> **Set exercise**: Wherever the string "Track" appears in the listing, copy that line.
====== Source material
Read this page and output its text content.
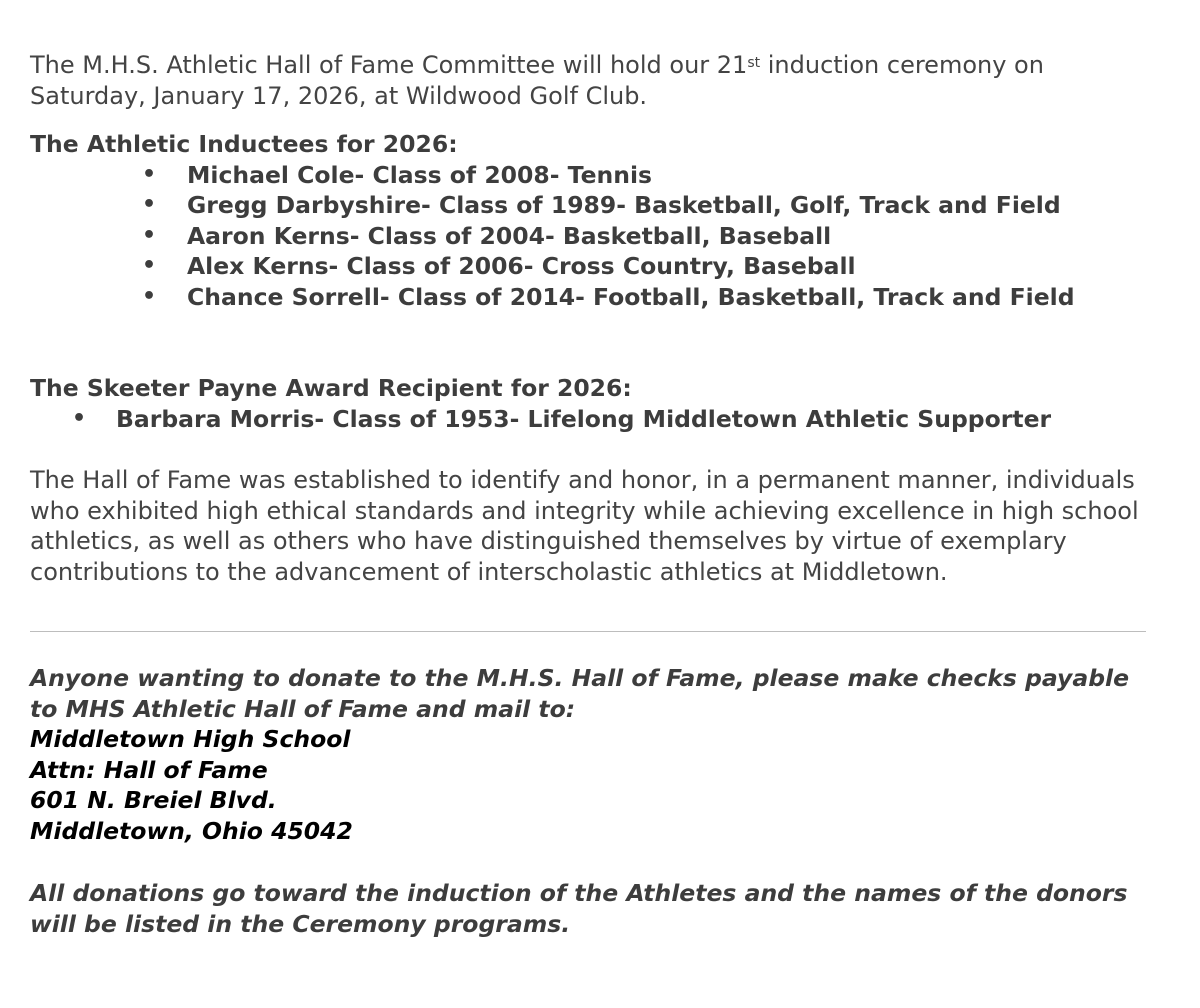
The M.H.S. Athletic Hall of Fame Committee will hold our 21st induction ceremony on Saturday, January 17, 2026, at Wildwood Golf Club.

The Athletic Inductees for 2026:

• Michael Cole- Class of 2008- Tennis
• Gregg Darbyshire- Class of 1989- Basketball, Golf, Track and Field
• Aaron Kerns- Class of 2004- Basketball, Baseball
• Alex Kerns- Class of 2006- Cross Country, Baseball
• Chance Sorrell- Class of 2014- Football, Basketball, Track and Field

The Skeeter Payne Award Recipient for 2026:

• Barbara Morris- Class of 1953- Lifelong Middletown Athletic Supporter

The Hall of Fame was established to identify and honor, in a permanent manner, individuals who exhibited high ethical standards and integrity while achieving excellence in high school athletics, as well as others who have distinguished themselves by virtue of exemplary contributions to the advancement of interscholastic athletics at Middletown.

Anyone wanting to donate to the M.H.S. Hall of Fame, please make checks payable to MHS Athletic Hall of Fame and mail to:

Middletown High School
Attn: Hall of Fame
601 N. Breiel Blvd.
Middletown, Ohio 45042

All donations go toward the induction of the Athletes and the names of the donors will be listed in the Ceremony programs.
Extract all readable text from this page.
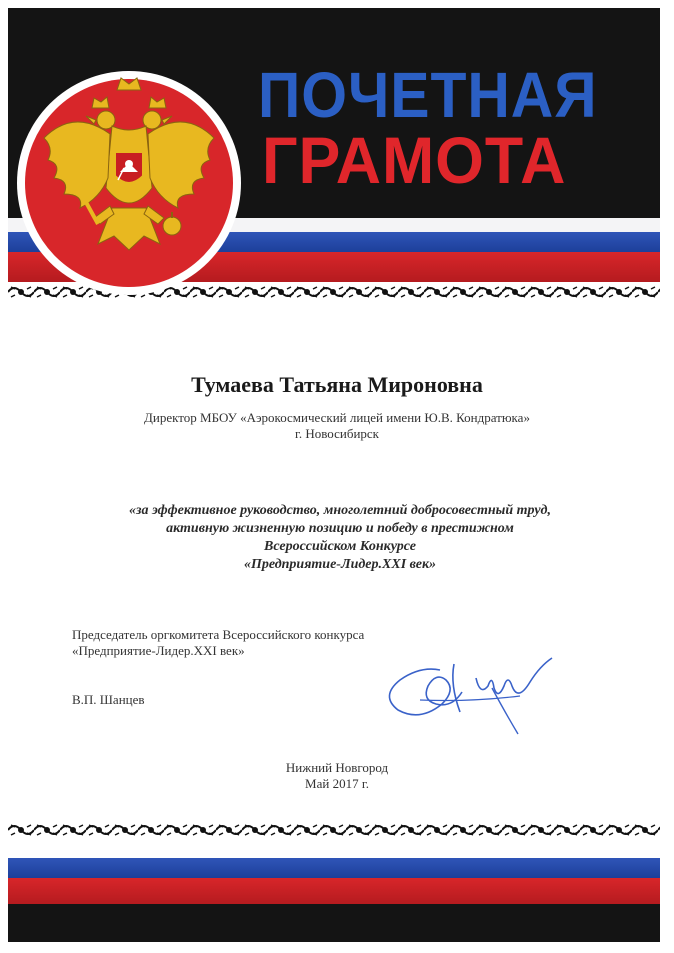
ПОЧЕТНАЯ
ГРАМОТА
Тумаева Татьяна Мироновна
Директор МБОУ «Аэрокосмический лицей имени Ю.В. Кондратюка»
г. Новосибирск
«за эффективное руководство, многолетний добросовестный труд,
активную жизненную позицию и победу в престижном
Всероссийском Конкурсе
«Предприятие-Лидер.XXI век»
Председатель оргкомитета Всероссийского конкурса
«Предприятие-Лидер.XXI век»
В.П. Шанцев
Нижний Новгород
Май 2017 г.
============
> **Answer to this task**:
• Gregg Darbyshire- Class of 1989- Basketball, Golf, Track and Field
• Chance Sorrell- Class of 2014- Football, Basketball, Track and Field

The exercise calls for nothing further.